**EXERCISE OBJECTIVE**
Within the records that follow, find every line containing the string "kategori". Copy those lines.

**ENTRIES SUPPLIED**

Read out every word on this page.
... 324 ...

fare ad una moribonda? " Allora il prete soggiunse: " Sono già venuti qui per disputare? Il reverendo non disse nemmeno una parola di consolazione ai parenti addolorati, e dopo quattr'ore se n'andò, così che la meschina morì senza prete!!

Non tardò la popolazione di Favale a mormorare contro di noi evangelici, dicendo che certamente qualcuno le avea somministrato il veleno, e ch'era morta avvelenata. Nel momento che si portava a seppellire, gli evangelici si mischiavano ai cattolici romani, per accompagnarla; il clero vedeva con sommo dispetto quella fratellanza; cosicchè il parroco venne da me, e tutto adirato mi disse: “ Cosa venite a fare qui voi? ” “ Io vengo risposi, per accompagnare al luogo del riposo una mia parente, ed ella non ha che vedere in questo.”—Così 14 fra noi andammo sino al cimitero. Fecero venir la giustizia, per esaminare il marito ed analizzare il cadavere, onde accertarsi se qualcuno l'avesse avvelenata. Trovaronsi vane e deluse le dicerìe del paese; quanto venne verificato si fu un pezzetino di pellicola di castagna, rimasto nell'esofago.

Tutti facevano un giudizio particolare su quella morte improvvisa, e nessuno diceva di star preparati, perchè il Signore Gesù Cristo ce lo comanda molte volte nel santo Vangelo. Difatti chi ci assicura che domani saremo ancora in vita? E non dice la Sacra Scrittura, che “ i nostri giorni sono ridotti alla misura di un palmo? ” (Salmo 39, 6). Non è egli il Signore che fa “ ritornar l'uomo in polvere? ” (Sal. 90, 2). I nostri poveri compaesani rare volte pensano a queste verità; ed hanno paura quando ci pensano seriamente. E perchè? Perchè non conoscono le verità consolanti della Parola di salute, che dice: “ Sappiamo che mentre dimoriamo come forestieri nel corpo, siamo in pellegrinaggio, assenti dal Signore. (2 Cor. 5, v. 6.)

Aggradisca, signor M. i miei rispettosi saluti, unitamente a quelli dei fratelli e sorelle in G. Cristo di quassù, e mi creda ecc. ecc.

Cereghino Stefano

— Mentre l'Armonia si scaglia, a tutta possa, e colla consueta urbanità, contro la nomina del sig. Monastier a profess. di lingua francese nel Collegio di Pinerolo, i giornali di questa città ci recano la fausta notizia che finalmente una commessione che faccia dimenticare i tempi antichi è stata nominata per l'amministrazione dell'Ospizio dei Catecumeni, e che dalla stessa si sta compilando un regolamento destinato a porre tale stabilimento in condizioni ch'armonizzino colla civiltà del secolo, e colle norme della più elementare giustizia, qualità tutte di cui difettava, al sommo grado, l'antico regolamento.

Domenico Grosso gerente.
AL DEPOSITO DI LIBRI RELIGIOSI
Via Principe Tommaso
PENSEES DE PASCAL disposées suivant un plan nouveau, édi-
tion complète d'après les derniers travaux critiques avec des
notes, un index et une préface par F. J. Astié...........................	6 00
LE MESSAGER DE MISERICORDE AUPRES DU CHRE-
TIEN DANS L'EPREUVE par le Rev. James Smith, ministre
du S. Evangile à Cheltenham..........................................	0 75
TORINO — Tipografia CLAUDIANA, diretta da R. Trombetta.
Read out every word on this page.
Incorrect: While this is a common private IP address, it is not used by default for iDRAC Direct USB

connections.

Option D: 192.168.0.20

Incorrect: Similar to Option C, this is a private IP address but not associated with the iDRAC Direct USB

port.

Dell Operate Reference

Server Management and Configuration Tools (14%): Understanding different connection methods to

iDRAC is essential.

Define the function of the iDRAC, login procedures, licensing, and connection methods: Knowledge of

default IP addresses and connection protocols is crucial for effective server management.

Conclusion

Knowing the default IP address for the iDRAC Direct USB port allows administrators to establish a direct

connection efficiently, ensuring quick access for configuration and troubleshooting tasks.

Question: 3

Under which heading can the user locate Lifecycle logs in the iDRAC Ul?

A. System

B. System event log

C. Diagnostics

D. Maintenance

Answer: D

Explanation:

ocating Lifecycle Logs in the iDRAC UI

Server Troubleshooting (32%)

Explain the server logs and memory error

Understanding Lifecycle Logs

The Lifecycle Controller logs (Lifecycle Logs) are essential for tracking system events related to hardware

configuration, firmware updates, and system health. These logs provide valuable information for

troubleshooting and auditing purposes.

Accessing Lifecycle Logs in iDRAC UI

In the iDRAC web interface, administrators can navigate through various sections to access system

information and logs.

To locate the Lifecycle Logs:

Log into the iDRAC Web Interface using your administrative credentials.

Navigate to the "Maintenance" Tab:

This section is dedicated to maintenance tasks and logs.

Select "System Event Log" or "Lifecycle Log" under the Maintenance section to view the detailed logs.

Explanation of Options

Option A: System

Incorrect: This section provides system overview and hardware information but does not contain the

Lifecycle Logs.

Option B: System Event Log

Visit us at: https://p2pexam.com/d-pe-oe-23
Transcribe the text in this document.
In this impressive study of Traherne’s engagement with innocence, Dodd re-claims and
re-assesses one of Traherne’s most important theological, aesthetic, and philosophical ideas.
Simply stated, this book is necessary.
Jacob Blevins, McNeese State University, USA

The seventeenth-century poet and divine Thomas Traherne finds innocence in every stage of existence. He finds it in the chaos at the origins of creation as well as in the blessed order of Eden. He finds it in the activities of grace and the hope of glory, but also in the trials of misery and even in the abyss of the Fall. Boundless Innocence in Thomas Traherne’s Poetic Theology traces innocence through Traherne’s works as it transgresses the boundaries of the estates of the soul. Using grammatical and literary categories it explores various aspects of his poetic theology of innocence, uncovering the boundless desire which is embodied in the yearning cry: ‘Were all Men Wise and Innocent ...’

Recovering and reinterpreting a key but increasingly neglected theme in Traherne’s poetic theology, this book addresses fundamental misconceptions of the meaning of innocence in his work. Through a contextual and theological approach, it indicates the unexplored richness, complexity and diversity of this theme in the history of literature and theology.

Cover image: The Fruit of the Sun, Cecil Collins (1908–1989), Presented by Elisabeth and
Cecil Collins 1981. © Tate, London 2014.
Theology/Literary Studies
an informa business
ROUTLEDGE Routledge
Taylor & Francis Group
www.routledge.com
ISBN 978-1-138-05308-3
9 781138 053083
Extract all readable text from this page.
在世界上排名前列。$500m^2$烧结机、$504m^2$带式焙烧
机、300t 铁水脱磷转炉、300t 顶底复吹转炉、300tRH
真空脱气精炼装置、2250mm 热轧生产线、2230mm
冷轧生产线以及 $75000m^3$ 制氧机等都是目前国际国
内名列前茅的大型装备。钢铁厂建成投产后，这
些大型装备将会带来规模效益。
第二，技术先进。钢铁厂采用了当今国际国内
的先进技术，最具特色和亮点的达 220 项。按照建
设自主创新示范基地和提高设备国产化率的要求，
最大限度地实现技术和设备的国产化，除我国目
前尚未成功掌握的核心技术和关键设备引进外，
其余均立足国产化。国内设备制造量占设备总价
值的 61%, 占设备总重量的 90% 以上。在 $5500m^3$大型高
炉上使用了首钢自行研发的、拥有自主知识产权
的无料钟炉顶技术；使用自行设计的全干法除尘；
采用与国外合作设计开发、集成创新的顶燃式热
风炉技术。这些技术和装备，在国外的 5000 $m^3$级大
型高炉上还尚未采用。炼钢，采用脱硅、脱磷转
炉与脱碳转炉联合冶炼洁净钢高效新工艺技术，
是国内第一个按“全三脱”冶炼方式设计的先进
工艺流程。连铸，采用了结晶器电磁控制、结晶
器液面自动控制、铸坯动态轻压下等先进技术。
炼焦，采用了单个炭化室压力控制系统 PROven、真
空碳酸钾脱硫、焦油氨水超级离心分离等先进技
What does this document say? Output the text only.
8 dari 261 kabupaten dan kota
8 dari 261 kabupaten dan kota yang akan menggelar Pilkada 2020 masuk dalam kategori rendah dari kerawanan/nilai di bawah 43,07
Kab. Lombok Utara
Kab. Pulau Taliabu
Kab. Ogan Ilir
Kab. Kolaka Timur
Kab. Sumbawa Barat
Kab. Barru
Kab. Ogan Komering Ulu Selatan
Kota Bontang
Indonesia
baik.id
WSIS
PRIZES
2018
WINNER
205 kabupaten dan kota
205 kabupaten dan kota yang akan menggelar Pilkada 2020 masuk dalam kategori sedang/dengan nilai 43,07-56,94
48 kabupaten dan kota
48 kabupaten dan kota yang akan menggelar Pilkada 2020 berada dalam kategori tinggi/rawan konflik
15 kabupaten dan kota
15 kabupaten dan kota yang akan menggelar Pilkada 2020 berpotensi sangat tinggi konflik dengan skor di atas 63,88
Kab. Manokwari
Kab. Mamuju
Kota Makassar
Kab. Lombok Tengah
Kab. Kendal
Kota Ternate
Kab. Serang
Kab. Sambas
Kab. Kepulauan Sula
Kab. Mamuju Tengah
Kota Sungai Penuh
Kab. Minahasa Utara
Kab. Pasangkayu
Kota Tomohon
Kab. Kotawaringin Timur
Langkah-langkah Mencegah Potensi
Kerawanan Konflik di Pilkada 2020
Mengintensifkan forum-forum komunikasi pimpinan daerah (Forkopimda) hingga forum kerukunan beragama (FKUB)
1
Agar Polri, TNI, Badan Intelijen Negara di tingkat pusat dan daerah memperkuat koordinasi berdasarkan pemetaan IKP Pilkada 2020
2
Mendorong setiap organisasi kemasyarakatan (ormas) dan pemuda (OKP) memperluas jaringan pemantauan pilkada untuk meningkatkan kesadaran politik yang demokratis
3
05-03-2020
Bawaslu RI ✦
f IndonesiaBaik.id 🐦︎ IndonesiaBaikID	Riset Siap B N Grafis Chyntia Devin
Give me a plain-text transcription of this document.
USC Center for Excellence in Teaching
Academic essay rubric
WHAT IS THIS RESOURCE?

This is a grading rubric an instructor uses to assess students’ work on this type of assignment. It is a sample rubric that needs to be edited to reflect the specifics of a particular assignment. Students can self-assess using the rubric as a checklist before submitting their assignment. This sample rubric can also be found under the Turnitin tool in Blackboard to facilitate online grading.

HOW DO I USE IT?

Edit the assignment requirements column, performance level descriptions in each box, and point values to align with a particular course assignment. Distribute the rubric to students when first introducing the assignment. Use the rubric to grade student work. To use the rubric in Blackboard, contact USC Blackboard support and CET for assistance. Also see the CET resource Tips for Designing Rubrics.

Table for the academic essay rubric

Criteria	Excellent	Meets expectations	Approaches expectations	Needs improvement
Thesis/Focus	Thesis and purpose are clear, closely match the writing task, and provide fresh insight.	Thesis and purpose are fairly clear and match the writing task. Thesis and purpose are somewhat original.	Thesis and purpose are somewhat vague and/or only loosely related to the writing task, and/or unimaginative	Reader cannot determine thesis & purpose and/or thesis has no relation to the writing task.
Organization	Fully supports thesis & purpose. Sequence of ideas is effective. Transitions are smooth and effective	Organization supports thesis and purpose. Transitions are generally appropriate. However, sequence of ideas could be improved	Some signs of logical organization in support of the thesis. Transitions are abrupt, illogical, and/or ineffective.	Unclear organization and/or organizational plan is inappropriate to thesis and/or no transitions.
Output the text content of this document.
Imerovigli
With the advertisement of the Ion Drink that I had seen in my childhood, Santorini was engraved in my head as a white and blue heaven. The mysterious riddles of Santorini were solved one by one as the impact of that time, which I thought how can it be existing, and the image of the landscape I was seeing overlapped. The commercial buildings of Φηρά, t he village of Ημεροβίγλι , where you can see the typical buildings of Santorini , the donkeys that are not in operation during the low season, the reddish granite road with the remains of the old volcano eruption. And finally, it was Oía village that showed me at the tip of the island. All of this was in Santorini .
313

**PROBLEM SOLUTION**
8 dari 261 kabupaten dan kota yang akan menggelar Pilkada 2020 masuk dalam kategori rendah dari kerawanan/nilai di bawah 43,07
205 kabupaten dan kota yang akan menggelar Pilkada 2020 masuk dalam kategori sedang/dengan nilai 43,07-56,94
48 kabupaten dan kota yang akan menggelar Pilkada 2020 berada dalam kategori tinggi/rawan konflik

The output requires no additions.